(Data records)
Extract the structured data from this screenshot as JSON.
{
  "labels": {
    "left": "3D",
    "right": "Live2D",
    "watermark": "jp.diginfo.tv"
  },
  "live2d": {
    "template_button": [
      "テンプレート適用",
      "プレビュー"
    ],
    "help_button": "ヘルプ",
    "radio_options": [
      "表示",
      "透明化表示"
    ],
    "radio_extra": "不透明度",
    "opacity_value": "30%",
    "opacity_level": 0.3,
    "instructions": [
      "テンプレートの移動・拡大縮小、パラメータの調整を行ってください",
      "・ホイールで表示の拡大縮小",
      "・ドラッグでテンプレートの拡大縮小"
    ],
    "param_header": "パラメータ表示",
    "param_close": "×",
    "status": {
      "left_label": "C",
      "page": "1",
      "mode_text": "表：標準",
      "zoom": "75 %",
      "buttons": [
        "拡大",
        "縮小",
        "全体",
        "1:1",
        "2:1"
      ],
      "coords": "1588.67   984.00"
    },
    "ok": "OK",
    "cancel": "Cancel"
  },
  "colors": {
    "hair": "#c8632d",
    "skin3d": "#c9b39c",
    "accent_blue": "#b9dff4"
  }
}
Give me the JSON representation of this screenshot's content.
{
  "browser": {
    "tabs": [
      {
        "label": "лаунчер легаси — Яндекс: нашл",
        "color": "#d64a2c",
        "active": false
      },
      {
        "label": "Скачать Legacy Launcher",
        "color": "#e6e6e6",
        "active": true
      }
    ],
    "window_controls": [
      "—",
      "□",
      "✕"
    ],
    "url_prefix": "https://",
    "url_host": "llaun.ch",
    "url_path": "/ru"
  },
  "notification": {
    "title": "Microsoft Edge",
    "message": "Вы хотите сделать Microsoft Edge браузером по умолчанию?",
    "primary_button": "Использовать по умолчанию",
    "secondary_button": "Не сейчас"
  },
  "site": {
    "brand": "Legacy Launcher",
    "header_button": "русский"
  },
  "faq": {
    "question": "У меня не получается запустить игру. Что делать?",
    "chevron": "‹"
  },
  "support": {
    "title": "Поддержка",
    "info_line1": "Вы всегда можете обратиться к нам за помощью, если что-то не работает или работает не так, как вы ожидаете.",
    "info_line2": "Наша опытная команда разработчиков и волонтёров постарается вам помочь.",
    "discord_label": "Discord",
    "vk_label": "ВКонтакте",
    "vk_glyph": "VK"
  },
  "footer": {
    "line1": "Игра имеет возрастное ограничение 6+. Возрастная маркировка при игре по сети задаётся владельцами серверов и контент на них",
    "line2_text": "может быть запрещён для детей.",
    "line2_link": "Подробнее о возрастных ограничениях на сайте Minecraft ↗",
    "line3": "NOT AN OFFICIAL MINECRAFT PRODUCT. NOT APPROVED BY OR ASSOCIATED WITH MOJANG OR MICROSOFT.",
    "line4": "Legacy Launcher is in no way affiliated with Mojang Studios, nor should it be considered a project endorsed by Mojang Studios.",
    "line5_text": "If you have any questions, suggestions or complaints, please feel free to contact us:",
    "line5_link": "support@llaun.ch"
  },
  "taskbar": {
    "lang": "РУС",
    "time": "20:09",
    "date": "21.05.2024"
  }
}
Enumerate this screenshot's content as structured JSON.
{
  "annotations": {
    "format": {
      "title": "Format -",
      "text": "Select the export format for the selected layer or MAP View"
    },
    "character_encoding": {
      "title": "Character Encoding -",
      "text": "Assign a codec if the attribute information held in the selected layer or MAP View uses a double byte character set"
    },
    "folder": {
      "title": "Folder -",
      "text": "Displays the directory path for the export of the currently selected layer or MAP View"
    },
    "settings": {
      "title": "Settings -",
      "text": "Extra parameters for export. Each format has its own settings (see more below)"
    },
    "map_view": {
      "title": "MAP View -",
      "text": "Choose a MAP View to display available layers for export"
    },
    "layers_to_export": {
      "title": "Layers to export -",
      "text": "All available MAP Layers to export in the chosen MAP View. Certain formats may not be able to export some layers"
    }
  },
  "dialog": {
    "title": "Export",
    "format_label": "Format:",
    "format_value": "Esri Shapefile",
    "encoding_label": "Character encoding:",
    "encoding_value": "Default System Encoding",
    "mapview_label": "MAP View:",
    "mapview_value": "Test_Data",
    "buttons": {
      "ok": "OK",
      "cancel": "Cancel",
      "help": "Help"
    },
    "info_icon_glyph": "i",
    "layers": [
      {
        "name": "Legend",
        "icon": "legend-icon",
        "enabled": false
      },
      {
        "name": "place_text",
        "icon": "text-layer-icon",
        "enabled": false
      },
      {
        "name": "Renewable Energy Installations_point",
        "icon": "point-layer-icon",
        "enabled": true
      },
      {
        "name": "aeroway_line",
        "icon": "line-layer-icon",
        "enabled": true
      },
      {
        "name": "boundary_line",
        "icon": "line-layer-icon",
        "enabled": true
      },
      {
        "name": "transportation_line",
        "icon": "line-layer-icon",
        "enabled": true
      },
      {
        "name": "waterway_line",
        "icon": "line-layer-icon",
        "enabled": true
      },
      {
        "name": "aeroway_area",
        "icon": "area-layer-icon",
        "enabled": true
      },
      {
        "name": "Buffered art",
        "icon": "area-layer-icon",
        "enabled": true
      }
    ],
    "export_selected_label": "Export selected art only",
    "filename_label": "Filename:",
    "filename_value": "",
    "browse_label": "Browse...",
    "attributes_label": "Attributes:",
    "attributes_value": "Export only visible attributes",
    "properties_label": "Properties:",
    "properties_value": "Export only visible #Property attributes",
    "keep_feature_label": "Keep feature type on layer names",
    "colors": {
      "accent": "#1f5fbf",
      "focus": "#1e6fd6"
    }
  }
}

■ TASK REQUIREMENTS
Display every line of the listing that contains the string "visible".

■ FULL ANSWER
    "attributes_value": "Export only visible attributes",
    "properties_value": "Export only visible #Property attributes",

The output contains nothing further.